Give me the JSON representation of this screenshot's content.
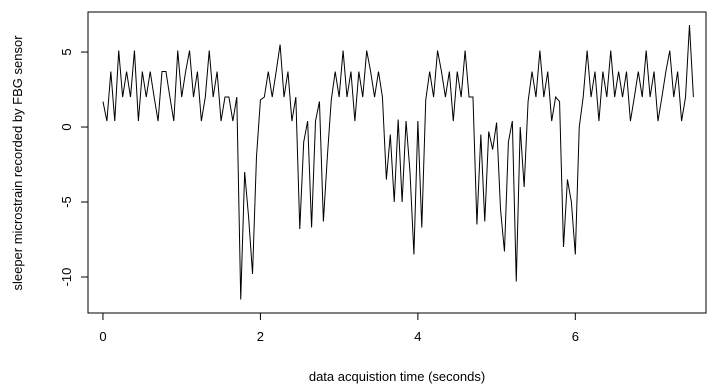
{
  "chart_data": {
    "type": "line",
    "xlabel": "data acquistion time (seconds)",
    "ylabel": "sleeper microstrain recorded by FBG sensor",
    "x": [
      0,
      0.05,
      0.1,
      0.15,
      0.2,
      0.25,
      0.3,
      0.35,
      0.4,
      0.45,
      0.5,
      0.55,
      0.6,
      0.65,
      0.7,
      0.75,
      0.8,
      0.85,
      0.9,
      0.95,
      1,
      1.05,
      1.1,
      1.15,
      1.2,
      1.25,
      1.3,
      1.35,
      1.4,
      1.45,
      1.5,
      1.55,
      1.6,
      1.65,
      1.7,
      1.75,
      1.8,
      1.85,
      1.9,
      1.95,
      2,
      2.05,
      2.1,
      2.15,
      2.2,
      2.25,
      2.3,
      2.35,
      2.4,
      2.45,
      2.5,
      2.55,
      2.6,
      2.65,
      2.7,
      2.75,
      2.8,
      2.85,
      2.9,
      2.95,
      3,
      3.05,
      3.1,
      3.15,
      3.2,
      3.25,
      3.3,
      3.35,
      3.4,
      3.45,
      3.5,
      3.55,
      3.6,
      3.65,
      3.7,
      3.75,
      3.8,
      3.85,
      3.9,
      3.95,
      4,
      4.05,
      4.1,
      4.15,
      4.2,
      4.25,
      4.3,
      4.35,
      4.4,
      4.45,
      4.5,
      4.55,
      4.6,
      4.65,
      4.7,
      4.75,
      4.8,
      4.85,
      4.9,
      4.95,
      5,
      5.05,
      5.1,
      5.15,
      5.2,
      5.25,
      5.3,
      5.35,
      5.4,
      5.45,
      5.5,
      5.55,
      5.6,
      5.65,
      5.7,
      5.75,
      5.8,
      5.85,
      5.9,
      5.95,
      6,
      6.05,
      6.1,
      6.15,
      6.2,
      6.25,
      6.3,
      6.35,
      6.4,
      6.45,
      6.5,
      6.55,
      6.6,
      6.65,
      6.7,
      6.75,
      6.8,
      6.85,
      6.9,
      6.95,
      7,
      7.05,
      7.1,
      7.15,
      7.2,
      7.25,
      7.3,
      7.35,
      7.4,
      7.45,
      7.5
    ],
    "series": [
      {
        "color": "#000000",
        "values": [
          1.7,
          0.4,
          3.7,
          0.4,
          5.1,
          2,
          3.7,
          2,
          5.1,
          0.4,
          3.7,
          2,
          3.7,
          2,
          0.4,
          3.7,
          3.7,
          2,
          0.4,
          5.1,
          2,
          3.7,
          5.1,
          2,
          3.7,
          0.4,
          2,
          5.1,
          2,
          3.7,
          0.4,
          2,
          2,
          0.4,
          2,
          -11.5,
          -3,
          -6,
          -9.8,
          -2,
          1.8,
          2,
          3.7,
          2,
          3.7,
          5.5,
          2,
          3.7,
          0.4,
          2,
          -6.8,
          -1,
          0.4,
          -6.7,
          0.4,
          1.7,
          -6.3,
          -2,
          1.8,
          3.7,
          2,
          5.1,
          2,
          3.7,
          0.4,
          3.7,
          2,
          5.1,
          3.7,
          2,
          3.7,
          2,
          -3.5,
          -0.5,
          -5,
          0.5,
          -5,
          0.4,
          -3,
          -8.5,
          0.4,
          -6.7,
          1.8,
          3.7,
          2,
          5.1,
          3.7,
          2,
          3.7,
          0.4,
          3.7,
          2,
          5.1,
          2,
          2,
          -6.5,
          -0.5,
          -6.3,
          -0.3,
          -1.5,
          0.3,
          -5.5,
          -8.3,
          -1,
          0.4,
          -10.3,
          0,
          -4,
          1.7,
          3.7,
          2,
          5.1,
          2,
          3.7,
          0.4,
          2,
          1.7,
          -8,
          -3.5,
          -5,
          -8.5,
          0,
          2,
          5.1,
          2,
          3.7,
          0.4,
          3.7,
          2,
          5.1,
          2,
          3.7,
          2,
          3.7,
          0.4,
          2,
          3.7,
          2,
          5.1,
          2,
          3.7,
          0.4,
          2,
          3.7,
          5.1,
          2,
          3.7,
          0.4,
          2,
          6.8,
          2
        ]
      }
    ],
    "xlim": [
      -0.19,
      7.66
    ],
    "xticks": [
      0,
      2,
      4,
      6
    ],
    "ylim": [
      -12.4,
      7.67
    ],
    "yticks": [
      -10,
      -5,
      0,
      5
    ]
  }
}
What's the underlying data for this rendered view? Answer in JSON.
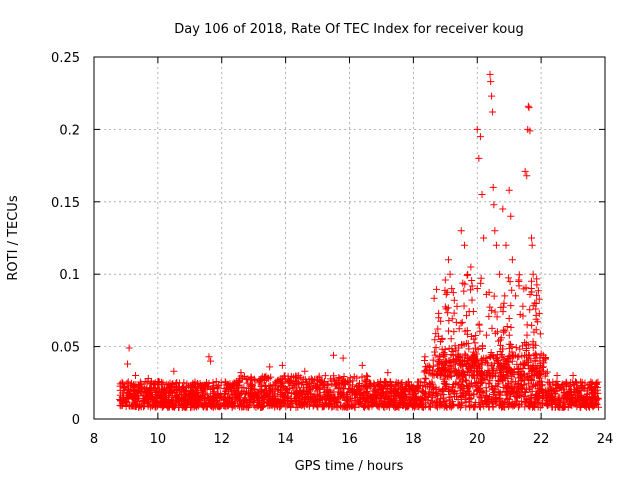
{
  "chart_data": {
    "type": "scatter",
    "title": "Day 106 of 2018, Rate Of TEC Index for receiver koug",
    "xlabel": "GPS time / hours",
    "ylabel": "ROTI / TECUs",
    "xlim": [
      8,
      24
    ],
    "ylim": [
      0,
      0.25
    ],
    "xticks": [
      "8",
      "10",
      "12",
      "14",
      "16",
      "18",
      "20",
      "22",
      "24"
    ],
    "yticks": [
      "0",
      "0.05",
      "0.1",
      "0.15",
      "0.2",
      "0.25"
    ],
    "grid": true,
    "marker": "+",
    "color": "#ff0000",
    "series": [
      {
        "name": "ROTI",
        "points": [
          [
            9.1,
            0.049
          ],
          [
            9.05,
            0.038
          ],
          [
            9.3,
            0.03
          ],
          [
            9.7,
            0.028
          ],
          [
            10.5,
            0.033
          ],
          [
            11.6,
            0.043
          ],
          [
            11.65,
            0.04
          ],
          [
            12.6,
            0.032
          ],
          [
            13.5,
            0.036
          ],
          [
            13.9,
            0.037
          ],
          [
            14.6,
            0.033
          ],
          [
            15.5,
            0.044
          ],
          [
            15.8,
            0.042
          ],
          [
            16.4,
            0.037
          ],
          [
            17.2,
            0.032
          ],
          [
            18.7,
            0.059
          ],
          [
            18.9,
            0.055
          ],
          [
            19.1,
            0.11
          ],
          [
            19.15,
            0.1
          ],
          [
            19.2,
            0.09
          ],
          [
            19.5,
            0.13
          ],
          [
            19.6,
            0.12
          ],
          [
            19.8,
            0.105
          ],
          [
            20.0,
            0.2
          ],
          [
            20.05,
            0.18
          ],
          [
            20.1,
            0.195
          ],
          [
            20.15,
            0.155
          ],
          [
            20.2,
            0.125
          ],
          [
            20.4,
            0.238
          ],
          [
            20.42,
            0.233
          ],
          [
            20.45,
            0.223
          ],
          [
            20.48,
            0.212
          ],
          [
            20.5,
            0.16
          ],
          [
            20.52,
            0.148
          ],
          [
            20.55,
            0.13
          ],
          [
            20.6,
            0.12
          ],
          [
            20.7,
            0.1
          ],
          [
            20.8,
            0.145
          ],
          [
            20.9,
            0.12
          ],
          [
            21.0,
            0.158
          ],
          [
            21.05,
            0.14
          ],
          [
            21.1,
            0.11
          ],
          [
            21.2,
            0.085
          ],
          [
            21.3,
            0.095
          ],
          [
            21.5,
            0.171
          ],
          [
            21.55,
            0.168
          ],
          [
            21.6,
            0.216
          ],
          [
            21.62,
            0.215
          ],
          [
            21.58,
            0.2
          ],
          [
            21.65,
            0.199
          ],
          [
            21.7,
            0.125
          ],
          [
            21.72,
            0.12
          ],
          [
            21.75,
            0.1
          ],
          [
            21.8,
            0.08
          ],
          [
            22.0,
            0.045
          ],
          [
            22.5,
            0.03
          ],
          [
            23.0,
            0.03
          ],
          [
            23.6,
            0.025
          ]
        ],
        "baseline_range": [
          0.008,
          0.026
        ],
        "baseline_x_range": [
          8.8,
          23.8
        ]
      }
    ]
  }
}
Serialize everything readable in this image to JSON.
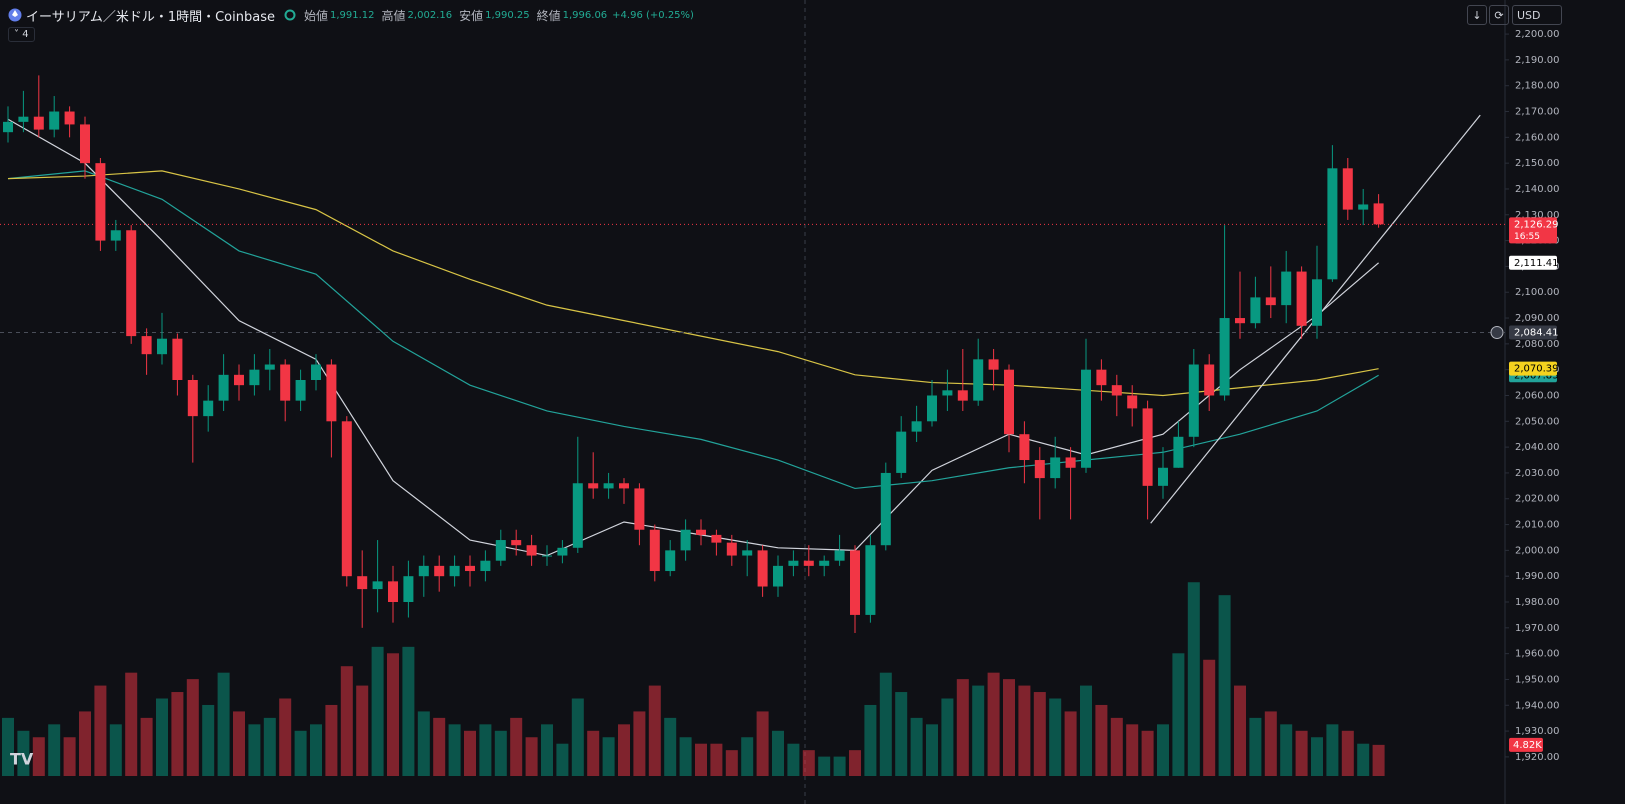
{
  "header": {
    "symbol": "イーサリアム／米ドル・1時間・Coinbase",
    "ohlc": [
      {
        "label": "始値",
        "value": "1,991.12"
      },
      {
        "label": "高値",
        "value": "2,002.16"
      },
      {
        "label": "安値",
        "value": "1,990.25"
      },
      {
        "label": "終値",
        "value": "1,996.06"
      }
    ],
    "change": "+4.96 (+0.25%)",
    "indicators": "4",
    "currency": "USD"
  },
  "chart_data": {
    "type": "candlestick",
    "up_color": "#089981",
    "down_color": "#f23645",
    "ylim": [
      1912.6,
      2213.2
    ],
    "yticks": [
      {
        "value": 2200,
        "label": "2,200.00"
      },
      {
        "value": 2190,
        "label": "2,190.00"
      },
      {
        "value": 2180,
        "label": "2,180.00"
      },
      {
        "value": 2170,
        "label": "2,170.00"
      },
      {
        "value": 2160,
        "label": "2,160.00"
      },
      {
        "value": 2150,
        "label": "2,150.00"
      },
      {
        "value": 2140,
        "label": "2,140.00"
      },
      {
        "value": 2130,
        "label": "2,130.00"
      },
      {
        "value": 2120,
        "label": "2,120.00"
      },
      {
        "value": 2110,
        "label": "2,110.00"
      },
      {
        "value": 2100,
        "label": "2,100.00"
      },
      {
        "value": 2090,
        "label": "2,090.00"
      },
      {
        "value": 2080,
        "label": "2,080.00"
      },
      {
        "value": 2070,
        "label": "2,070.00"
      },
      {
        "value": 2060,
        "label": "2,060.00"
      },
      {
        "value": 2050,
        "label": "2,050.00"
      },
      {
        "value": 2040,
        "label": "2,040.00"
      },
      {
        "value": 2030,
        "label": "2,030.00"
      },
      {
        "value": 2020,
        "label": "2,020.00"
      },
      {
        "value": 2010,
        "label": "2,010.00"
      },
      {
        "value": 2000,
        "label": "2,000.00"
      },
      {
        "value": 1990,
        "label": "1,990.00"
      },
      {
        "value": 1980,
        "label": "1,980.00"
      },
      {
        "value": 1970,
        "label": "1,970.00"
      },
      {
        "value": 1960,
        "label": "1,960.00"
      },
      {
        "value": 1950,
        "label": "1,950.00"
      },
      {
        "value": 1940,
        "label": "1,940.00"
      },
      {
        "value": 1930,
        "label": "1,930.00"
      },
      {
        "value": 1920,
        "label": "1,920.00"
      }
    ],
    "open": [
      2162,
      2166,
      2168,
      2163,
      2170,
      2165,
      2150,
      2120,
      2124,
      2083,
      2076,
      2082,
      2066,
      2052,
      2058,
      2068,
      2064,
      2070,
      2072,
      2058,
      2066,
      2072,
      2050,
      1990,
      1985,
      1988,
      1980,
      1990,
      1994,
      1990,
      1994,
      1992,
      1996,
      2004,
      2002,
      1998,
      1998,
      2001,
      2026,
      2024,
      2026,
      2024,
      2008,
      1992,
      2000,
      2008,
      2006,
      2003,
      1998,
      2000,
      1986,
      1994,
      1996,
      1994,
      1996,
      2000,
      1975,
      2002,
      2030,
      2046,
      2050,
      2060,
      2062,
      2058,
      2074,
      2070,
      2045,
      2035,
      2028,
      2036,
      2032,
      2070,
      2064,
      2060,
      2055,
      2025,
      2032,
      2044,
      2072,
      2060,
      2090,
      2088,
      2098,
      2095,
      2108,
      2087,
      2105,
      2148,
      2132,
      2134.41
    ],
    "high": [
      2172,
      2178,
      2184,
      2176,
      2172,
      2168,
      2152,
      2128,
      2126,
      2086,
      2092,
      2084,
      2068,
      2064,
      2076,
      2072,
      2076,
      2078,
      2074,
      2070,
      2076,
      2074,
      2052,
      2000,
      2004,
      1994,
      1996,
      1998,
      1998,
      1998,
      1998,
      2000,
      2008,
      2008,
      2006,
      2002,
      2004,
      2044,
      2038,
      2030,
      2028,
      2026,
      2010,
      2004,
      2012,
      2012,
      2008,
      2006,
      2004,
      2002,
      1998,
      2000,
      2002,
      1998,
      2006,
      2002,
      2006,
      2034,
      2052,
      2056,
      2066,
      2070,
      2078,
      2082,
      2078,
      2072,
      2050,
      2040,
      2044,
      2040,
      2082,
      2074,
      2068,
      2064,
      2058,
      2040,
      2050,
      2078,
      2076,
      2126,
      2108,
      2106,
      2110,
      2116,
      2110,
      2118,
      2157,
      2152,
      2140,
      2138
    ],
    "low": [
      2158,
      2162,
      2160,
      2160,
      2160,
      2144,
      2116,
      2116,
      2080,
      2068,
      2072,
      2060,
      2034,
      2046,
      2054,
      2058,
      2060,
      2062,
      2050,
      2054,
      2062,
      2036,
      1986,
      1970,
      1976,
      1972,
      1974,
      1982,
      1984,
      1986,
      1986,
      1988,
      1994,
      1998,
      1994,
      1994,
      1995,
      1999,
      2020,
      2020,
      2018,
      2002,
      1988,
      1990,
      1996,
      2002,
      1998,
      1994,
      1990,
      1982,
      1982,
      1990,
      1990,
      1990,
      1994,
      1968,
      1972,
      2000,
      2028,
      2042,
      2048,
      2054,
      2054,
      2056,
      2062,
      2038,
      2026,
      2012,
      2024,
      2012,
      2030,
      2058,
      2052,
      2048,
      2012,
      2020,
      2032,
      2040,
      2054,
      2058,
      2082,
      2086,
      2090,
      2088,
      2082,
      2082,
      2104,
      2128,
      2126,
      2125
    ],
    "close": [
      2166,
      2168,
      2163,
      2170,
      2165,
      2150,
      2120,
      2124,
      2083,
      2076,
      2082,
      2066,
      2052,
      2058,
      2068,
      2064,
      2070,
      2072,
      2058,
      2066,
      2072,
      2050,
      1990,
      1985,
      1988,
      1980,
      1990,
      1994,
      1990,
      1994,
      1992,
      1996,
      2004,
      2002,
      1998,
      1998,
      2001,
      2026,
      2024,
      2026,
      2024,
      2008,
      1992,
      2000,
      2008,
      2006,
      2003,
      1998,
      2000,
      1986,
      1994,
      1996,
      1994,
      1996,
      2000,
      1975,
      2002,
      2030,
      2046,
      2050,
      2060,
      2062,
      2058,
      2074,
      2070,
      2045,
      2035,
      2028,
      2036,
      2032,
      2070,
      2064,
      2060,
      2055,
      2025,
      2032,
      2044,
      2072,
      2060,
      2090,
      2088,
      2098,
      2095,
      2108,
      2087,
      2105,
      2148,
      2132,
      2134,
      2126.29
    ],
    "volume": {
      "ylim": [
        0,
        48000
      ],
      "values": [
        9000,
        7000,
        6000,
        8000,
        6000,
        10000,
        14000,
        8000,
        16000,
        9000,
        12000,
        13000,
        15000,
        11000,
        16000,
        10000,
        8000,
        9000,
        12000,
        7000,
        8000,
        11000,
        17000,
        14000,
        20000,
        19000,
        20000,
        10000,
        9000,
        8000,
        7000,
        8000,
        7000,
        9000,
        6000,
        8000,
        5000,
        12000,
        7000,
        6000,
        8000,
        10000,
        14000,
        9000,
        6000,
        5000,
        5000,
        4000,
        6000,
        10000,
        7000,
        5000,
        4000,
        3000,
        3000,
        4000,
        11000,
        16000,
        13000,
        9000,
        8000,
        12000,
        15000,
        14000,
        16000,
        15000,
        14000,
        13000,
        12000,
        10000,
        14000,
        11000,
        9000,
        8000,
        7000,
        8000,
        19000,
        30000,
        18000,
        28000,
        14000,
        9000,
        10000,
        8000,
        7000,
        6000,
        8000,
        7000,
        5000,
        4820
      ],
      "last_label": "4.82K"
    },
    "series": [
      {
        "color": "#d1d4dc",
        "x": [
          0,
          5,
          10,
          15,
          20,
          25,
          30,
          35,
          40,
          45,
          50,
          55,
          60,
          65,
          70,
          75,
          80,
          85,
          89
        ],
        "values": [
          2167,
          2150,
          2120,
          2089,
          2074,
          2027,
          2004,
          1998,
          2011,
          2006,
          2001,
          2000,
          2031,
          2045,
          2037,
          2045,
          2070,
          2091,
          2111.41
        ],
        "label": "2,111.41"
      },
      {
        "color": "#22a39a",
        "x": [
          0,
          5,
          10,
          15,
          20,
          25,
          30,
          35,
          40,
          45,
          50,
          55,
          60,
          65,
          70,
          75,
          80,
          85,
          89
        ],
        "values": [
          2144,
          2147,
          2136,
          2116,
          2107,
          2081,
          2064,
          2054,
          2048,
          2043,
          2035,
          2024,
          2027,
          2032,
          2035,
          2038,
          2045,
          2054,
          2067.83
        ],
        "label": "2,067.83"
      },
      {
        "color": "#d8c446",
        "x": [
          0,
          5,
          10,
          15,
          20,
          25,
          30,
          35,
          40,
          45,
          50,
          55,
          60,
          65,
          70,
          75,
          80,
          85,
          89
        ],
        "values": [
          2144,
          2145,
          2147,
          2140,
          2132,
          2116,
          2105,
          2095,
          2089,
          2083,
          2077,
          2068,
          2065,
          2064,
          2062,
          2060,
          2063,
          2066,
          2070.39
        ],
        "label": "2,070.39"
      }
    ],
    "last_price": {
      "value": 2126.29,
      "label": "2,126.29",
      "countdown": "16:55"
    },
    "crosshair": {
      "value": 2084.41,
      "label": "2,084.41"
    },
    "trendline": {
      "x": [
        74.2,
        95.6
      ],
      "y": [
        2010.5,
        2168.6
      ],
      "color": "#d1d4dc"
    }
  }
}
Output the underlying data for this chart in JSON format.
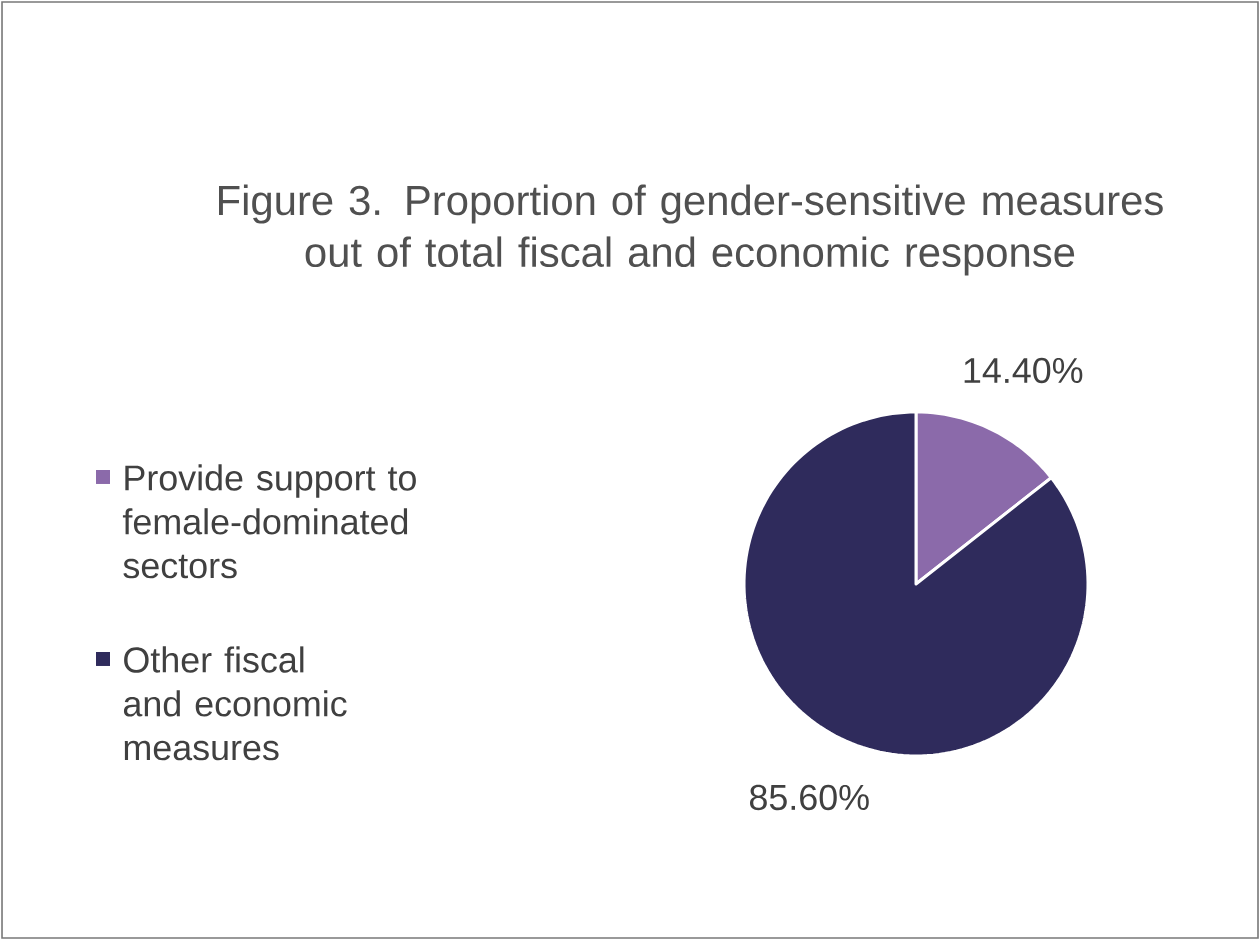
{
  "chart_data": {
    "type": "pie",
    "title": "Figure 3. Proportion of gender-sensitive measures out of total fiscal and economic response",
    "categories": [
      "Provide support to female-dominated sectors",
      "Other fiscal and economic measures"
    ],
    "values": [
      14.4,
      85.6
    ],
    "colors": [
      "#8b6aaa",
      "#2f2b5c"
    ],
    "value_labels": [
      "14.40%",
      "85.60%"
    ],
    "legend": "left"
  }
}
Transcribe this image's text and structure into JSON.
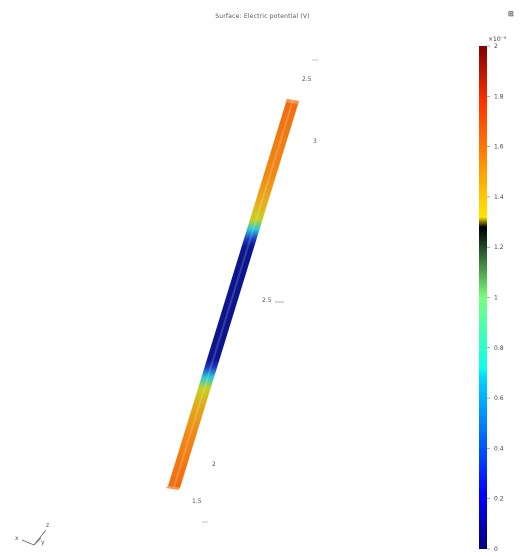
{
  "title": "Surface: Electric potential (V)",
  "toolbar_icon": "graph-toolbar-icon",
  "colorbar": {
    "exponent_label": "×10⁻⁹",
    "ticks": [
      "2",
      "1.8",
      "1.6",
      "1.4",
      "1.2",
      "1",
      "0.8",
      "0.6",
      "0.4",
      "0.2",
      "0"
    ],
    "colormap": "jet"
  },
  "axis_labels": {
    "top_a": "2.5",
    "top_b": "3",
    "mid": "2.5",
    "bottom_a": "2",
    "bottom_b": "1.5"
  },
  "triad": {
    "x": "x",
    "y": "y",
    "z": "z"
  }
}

•••

Find the lines containing "title" and pull them out.

    "title": "Day 106 of 2018, Rate Of TEC Index for receiver koug",
    "title": "Figure 3. Proportion of gender-sensitive measures out of total fiscal and economic response",
  "title": "Surface: Electric potential (V)",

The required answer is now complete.